YOUR TASK »
Can you transcribe every entry word for word, skipping the images?

— START INFORMATION GIVEN —

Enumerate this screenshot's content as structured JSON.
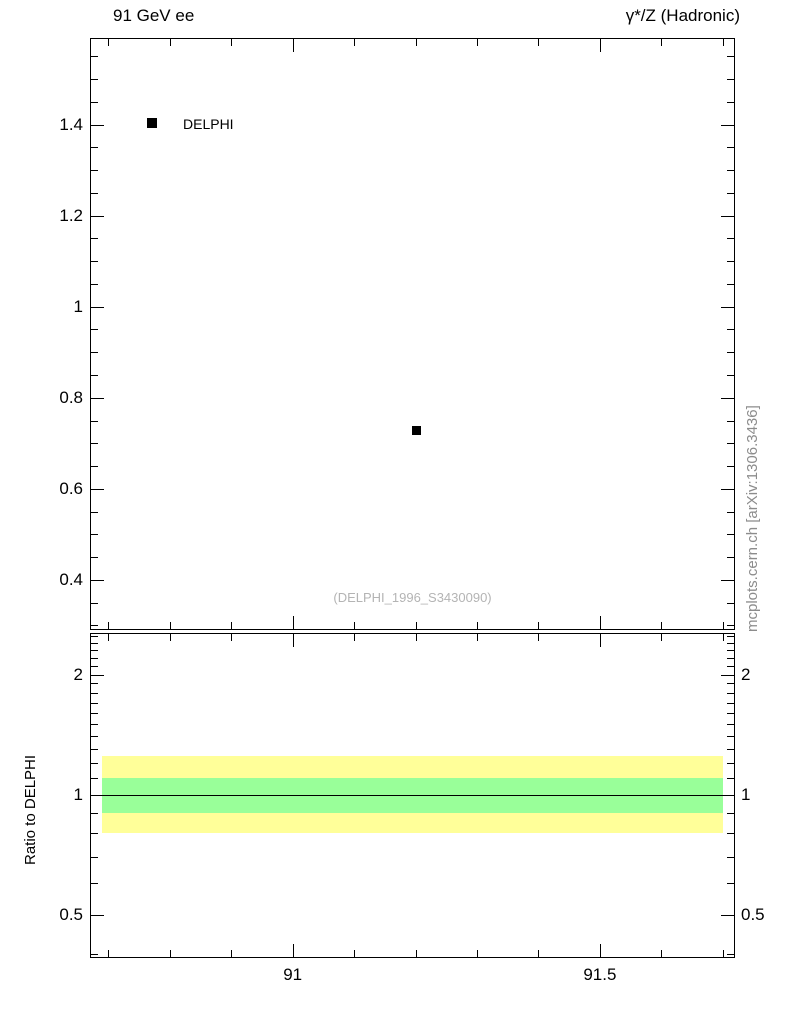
{
  "header": {
    "left": "91 GeV ee",
    "right": "γ*/Z (Hadronic)"
  },
  "legend": [
    {
      "marker": "filled-square",
      "color": "#000000",
      "label": "DELPHI"
    }
  ],
  "watermark": "(DELPHI_1996_S3430090)",
  "side_label": "mcplots.cern.ch [arXiv:1306.3436]",
  "colors": {
    "outer_band": "#ffff99",
    "inner_band": "#99ff99",
    "marker": "#000000",
    "watermark": "#b4b4b4",
    "side_label": "#8c8c8c"
  },
  "chart_data": {
    "type": "scatter",
    "title": "91 GeV ee",
    "right_title": "γ*/Z (Hadronic)",
    "xlabel": "",
    "x_range": [
      90.67,
      91.72
    ],
    "x_ticks": [
      91,
      91.5
    ],
    "x_minor_step": 0.1,
    "main_panel": {
      "ylabel": "",
      "y_scale": "linear",
      "y_range": [
        0.29,
        1.59
      ],
      "y_ticks": [
        0.4,
        0.6,
        0.8,
        1,
        1.2,
        1.4
      ],
      "y_minor_step": 0.05,
      "series": [
        {
          "name": "DELPHI",
          "marker": "filled-square",
          "color": "#000000",
          "points": [
            {
              "x": 91.2,
              "y": 0.73
            }
          ]
        }
      ],
      "watermark": "(DELPHI_1996_S3430090)"
    },
    "ratio_panel": {
      "ylabel": "Ratio to DELPHI",
      "y_scale": "log",
      "y_range": [
        0.39,
        2.54
      ],
      "y_ticks": [
        0.5,
        1,
        2
      ],
      "y_minor_ticks": [
        0.4,
        0.6,
        0.7,
        0.8,
        0.9,
        1.1,
        1.2,
        1.3,
        1.4,
        1.5,
        1.6,
        1.7,
        1.8,
        1.9,
        2.1,
        2.2,
        2.3,
        2.4,
        2.5
      ],
      "reference_line": 1,
      "bands": [
        {
          "name": "outer-uncertainty-band",
          "lo": 0.8,
          "hi": 1.25,
          "color": "#ffff99",
          "x_lo": 90.69,
          "x_hi": 91.7
        },
        {
          "name": "inner-uncertainty-band",
          "lo": 0.9,
          "hi": 1.1,
          "color": "#99ff99",
          "x_lo": 90.69,
          "x_hi": 91.7
        }
      ]
    }
  }
}
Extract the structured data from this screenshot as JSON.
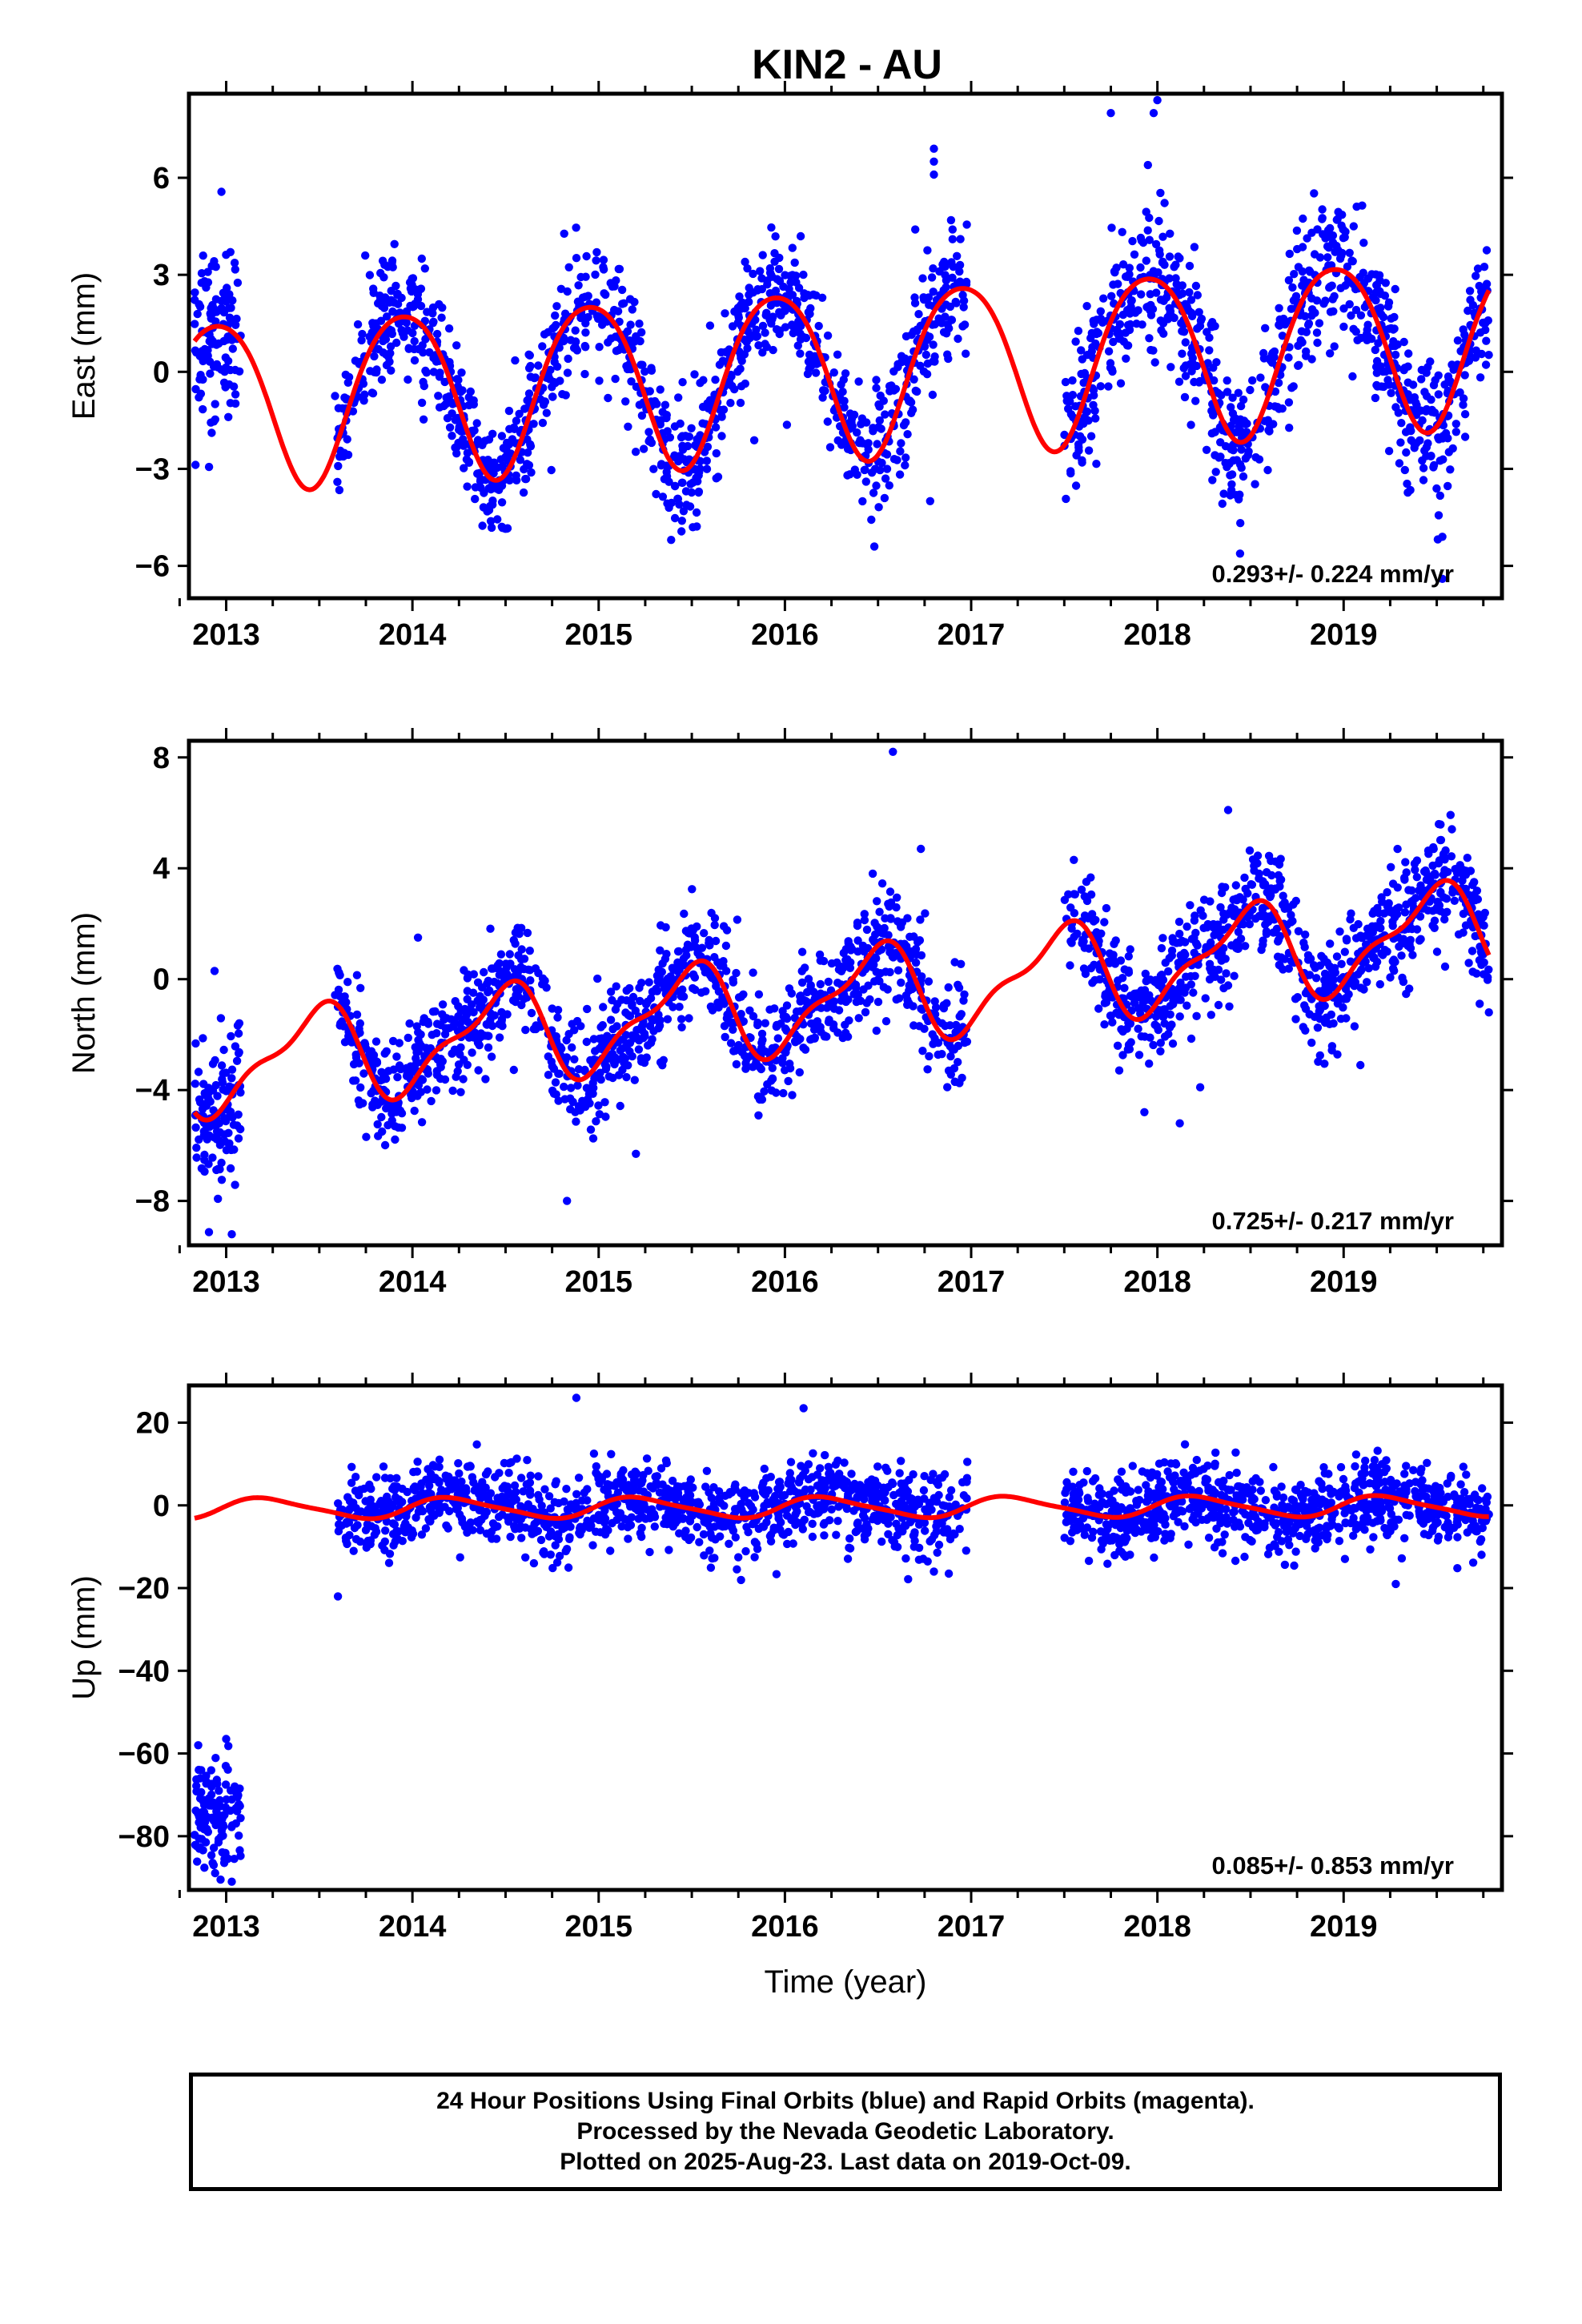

— END INFORMATION GIVEN —

EXERCISE SOLUTION »
Enumerate this screenshot's content as structured JSON.
{
  "header": {
    "left": "91 GeV ee",
    "right": "γ*/Z (Hadronic)"
  },
  "legend": [
    {
      "marker": "filled-square",
      "color": "#000000",
      "label": "DELPHI"
    }
  ],
  "watermark": "(DELPHI_1996_S3430090)",
  "side_label": "mcplots.cern.ch [arXiv:1306.3436]",
  "colors": {
    "outer_band": "#ffff99",
    "inner_band": "#99ff99",
    "marker": "#000000",
    "watermark": "#b4b4b4",
    "side_label": "#8c8c8c"
  },
  "chart_data": {
    "type": "scatter",
    "title": "91 GeV ee",
    "right_title": "γ*/Z (Hadronic)",
    "xlabel": "",
    "x_range": [
      90.67,
      91.72
    ],
    "x_ticks": [
      91,
      91.5
    ],
    "x_minor_step": 0.1,
    "main_panel": {
      "ylabel": "",
      "y_scale": "linear",
      "y_range": [
        0.29,
        1.59
      ],
      "y_ticks": [
        0.4,
        0.6,
        0.8,
        1,
        1.2,
        1.4
      ],
      "y_minor_step": 0.05,
      "series": [
        {
          "name": "DELPHI",
          "marker": "filled-square",
          "color": "#000000",
          "points": [
            {
              "x": 91.2,
              "y": 0.73
            }
          ]
        }
      ],
      "watermark": "(DELPHI_1996_S3430090)"
    },
    "ratio_panel": {
      "ylabel": "Ratio to DELPHI",
      "y_scale": "log",
      "y_range": [
        0.39,
        2.54
      ],
      "y_ticks": [
        0.5,
        1,
        2
      ],
      "y_minor_ticks": [
        0.4,
        0.6,
        0.7,
        0.8,
        0.9,
        1.1,
        1.2,
        1.3,
        1.4,
        1.5,
        1.6,
        1.7,
        1.8,
        1.9,
        2.1,
        2.2,
        2.3,
        2.4,
        2.5
      ],
      "reference_line": 1,
      "bands": [
        {
          "name": "outer-uncertainty-band",
          "lo": 0.8,
          "hi": 1.25,
          "color": "#ffff99",
          "x_lo": 90.69,
          "x_hi": 91.7
        },
        {
          "name": "inner-uncertainty-band",
          "lo": 0.9,
          "hi": 1.1,
          "color": "#99ff99",
          "x_lo": 90.69,
          "x_hi": 91.7
        }
      ]
    }
  }
}
Extract the structured data from this screenshot as JSON.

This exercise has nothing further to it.